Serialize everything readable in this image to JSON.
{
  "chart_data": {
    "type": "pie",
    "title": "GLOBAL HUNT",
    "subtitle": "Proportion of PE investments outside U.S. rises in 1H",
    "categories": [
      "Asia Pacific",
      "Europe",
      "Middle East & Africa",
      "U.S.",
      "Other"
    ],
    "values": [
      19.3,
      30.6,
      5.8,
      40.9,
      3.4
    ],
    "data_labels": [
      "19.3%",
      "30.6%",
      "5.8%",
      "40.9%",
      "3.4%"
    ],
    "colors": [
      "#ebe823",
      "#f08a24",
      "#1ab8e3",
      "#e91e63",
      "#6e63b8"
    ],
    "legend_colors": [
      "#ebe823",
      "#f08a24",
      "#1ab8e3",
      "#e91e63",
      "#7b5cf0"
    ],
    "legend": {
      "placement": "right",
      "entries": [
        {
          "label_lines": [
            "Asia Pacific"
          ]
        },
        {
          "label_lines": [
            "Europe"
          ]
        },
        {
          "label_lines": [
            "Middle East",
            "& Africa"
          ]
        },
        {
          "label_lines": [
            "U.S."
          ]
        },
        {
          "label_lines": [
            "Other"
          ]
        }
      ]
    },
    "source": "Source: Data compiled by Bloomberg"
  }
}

- [PROBLEM REQUIREMENTS] Transcribe the data. Leave every line exactly as it is.

- [OUTPUT BELOW]
Serialize everything readable in this image to JSON.
{
  "chart_data": {
    "type": "pie",
    "title": "GLOBAL HUNT",
    "subtitle": "Proportion of PE investments outside U.S. rises in 1H",
    "categories": [
      "Asia Pacific",
      "Europe",
      "Middle East & Africa",
      "U.S.",
      "Other"
    ],
    "values": [
      19.3,
      30.6,
      5.8,
      40.9,
      3.4
    ],
    "data_labels": [
      "19.3%",
      "30.6%",
      "5.8%",
      "40.9%",
      "3.4%"
    ],
    "colors": [
      "#ebe823",
      "#f08a24",
      "#1ab8e3",
      "#e91e63",
      "#6e63b8"
    ],
    "legend_colors": [
      "#ebe823",
      "#f08a24",
      "#1ab8e3",
      "#e91e63",
      "#7b5cf0"
    ],
    "legend": {
      "placement": "right",
      "entries": [
        {
          "label_lines": [
            "Asia Pacific"
          ]
        },
        {
          "label_lines": [
            "Europe"
          ]
        },
        {
          "label_lines": [
            "Middle East",
            "& Africa"
          ]
        },
        {
          "label_lines": [
            "U.S."
          ]
        },
        {
          "label_lines": [
            "Other"
          ]
        }
      ]
    },
    "source": "Source: Data compiled by Bloomberg"
  }
}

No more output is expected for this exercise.